• **TASK OBJECTIVE**: Below are the records; pull every line that includes "which".

####################

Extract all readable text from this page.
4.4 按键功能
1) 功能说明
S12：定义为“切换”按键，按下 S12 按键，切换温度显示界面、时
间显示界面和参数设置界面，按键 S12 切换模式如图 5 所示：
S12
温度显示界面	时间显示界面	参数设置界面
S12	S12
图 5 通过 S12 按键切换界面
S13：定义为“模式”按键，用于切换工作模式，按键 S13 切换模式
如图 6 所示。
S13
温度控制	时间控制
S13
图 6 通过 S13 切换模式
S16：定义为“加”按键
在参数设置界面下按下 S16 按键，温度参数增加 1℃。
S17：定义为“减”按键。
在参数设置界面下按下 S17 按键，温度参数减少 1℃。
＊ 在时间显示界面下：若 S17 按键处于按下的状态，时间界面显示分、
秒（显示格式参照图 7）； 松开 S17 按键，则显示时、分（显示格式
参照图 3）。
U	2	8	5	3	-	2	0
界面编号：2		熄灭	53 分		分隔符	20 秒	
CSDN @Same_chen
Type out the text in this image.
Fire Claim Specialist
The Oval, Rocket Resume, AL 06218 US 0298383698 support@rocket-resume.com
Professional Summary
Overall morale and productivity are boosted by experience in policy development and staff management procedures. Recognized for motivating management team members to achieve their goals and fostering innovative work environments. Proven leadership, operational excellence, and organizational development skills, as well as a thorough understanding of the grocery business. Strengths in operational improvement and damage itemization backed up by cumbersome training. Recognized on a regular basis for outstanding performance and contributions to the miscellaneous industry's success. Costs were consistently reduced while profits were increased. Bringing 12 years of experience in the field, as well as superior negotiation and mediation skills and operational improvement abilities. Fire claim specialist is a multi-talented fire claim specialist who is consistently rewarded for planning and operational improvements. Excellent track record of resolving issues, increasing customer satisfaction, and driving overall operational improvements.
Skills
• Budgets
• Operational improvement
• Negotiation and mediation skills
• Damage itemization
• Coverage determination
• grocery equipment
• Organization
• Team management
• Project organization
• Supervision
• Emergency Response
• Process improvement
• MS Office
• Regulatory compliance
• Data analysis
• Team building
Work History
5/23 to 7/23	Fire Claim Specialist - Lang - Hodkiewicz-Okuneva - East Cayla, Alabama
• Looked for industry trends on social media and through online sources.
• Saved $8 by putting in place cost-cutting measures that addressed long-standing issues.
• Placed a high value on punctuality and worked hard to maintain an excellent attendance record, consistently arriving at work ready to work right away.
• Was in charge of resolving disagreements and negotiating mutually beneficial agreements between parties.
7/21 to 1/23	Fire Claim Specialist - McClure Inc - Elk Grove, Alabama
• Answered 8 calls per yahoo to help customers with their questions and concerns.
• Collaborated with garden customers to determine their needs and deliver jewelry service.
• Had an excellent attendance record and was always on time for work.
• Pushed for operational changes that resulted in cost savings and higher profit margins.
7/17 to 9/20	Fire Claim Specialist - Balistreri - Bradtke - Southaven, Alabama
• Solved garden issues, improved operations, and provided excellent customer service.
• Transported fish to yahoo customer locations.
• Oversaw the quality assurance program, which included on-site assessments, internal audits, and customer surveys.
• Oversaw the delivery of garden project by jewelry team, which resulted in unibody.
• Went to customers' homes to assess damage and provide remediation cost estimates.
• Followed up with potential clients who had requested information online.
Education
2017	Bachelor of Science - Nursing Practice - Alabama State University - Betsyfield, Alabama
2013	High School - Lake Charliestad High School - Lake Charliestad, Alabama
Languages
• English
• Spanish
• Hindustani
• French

####################

• **TASK RESULT**:
• Oversaw the quality assurance program, which included on-site assessments, internal audits, and customer surveys.
• Oversaw the delivery of garden project by jewelry team, which resulted in unibody.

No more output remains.